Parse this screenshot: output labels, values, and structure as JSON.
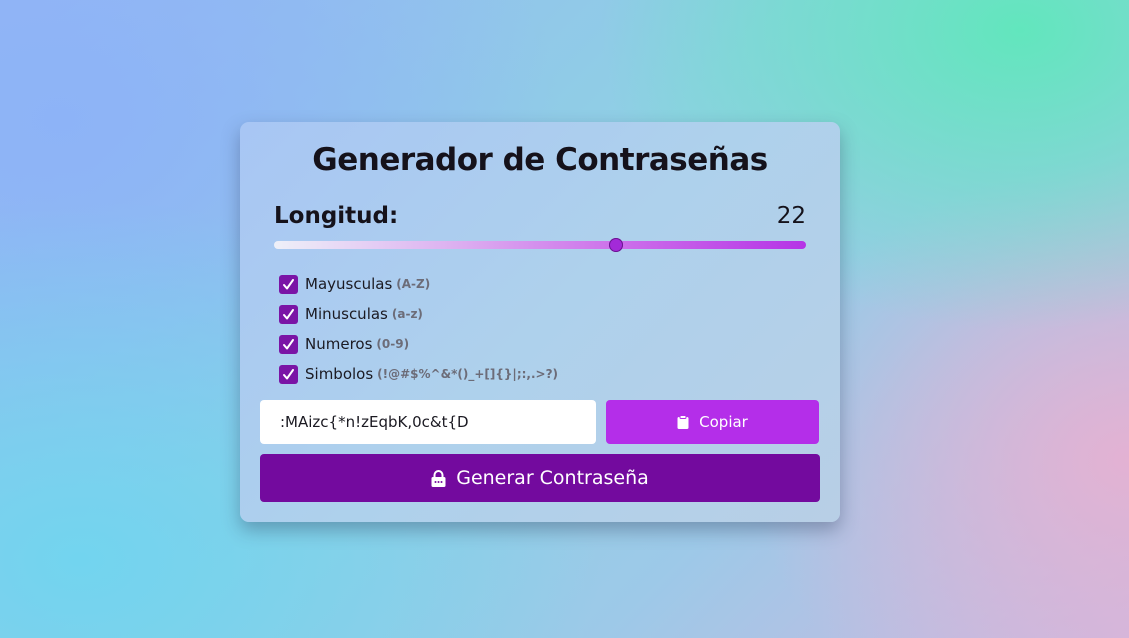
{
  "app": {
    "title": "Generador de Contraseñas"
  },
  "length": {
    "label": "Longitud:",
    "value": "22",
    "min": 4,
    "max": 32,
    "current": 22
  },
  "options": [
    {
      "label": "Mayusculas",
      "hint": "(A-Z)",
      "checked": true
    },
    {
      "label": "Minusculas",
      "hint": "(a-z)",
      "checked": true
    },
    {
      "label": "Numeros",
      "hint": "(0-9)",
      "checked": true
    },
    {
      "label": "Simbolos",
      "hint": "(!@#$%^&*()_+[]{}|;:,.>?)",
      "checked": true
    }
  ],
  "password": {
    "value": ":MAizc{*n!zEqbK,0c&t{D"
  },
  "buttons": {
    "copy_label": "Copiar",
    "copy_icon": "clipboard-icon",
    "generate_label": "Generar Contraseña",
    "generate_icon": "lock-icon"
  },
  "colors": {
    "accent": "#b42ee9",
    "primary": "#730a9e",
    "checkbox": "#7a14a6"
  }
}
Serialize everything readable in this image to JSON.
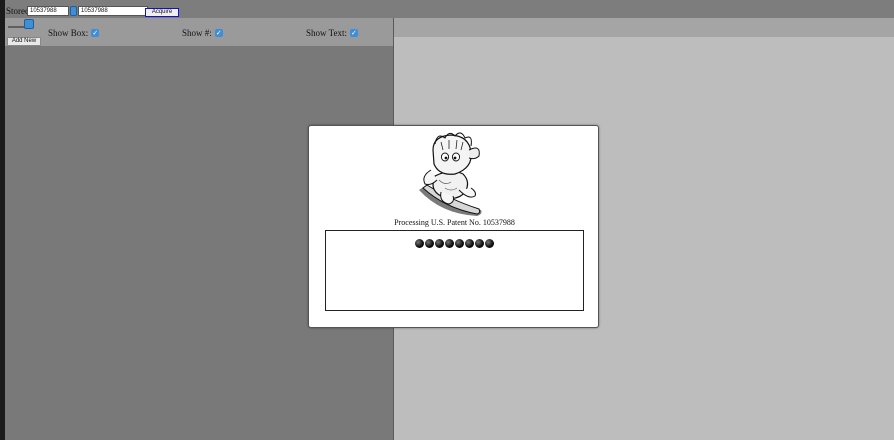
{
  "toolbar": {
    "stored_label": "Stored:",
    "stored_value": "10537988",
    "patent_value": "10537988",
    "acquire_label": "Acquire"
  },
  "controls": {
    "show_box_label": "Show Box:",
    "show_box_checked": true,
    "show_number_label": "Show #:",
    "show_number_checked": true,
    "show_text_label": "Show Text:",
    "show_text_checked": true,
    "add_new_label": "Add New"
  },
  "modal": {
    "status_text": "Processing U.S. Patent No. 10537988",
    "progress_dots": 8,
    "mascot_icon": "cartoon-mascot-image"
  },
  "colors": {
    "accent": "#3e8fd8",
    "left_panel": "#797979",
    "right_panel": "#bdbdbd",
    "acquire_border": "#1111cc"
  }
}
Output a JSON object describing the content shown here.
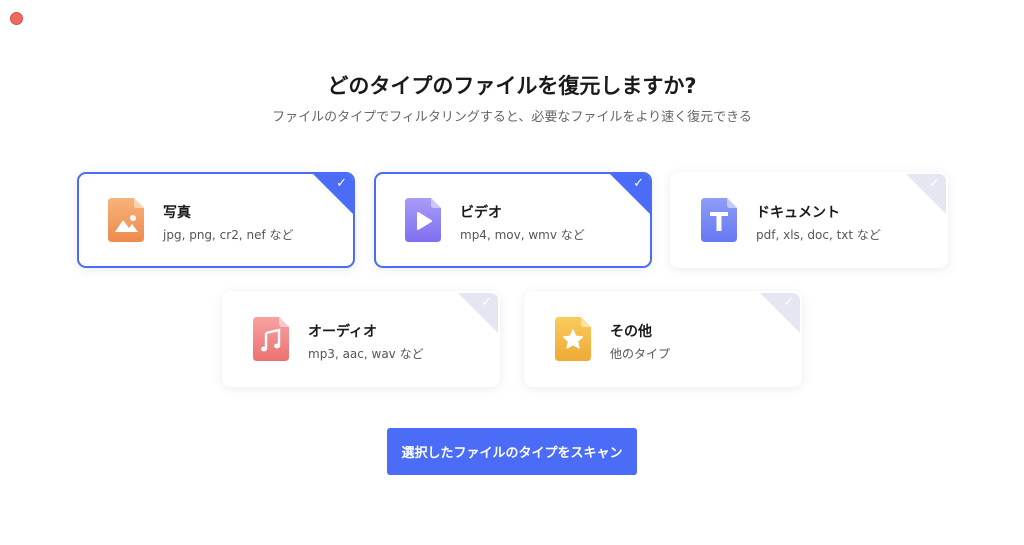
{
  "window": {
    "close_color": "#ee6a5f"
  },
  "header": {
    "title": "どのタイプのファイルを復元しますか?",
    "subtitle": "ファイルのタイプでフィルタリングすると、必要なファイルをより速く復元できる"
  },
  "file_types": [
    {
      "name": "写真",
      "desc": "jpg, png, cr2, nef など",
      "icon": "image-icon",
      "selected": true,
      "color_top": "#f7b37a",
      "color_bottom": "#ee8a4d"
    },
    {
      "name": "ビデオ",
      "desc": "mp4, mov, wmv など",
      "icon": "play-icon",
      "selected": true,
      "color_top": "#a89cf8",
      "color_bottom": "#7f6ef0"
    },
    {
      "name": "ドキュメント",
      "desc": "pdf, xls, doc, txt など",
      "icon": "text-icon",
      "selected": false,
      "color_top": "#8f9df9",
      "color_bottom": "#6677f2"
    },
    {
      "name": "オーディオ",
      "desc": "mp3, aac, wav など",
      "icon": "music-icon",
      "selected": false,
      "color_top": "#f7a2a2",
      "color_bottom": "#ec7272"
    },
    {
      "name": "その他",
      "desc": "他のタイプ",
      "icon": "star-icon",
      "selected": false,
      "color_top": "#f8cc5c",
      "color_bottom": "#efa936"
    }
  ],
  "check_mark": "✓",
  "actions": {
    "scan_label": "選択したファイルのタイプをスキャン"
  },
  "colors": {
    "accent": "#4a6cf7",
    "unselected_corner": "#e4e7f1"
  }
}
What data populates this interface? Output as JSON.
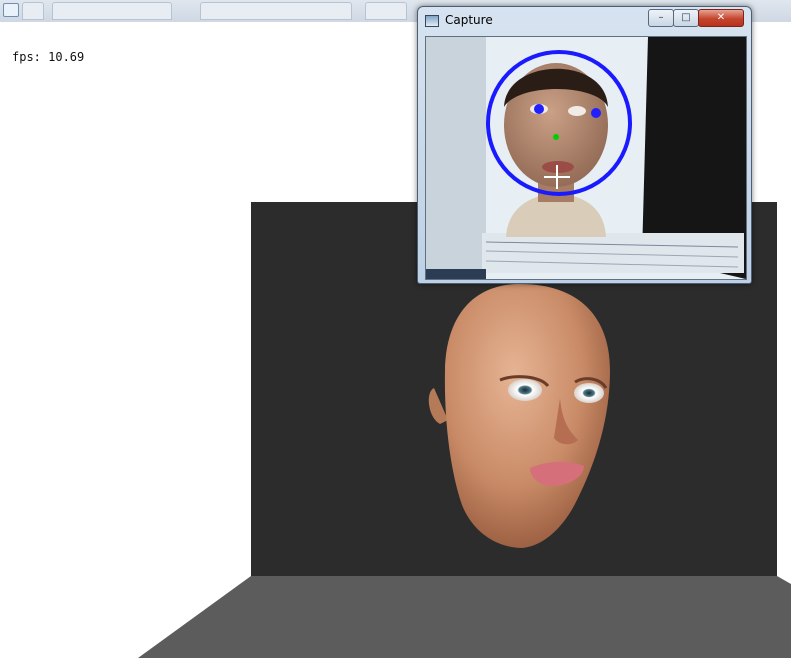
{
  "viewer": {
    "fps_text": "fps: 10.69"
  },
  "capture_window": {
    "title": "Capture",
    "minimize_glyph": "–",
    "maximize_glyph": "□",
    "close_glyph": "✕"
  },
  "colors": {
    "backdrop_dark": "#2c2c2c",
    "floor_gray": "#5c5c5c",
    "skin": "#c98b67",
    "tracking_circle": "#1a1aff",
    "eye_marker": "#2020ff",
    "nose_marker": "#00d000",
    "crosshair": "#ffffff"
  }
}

::::

== WHAT YOU HAVE TO DO ==
Locate the line containing "What data populates" in the records above, then output it and every line after it through the last, excluding pictures.

== REPLY ==
What data populates this interface? Output as JSON.
{
  "viewer": {
    "fps_text": "fps: 10.69"
  },
  "capture_window": {
    "title": "Capture",
    "minimize_glyph": "–",
    "maximize_glyph": "□",
    "close_glyph": "✕"
  },
  "colors": {
    "backdrop_dark": "#2c2c2c",
    "floor_gray": "#5c5c5c",
    "skin": "#c98b67",
    "tracking_circle": "#1a1aff",
    "eye_marker": "#2020ff",
    "nose_marker": "#00d000",
    "crosshair": "#ffffff"
  }
}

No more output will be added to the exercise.